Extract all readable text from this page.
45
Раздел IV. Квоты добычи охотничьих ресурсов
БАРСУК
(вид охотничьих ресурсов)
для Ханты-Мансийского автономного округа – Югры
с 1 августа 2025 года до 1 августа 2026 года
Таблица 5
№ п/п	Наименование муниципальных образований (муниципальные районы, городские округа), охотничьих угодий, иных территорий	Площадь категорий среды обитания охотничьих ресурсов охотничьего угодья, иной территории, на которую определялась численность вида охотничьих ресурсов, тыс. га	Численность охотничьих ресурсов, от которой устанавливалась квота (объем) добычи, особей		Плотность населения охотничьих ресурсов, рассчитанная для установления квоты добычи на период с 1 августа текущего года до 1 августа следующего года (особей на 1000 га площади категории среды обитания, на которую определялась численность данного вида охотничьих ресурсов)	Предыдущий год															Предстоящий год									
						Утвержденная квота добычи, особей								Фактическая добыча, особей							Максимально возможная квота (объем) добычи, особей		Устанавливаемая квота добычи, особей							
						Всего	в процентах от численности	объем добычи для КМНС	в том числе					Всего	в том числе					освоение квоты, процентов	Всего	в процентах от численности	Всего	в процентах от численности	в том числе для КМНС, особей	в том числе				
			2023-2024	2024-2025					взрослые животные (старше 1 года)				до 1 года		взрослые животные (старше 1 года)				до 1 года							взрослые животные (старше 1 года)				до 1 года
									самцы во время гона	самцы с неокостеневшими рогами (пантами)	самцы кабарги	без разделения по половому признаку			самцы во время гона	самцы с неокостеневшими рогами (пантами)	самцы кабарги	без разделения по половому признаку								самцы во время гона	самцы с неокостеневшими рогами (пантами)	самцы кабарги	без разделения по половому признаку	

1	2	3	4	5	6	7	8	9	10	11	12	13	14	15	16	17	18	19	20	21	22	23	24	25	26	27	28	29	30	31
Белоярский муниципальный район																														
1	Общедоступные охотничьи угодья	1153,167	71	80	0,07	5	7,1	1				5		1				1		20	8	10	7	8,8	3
● ● ●
YOUR TASK: Retype every record above exactly as written.

WRITTEN RESPONSE:
Extract all readable text from this page.
45
Раздел IV. Квоты добычи охотничьих ресурсов
БАРСУК
(вид охотничьих ресурсов)
для Ханты-Мансийского автономного округа – Югры
с 1 августа 2025 года до 1 августа 2026 года
Таблица 5
№ п/п	Наименование муниципальных образований (муниципальные районы, городские округа), охотничьих угодий, иных территорий	Площадь категорий среды обитания охотничьих ресурсов охотничьего угодья, иной территории, на которую определялась численность вида охотничьих ресурсов, тыс. га	Численность охотничьих ресурсов, от которой устанавливалась квота (объем) добычи, особей		Плотность населения охотничьих ресурсов, рассчитанная для установления квоты добычи на период с 1 августа текущего года до 1 августа следующего года (особей на 1000 га площади категории среды обитания, на которую определялась численность данного вида охотничьих ресурсов)	Предыдущий год															Предстоящий год									
						Утвержденная квота добычи, особей								Фактическая добыча, особей							Максимально возможная квота (объем) добычи, особей		Устанавливаемая квота добычи, особей							
						Всего	в процентах от численности	объем добычи для КМНС	в том числе					Всего	в том числе					освоение квоты, процентов	Всего	в процентах от численности	Всего	в процентах от численности	в том числе для КМНС, особей	в том числе				
			2023-2024	2024-2025					взрослые животные (старше 1 года)				до 1 года		взрослые животные (старше 1 года)				до 1 года							взрослые животные (старше 1 года)				до 1 года
									самцы во время гона	самцы с неокостеневшими рогами (пантами)	самцы кабарги	без разделения по половому признаку			самцы во время гона	самцы с неокостеневшими рогами (пантами)	самцы кабарги	без разделения по половому признаку								самцы во время гона	самцы с неокостеневшими рогами (пантами)	самцы кабарги	без разделения по половому признаку	

1	2	3	4	5	6	7	8	9	10	11	12	13	14	15	16	17	18	19	20	21	22	23	24	25	26	27	28	29	30	31
Белоярский муниципальный район																														
1	Общедоступные охотничьи угодья	1153,167	71	80	0,07	5	7,1	1				5		1				1		20	8	10	7	8,8	3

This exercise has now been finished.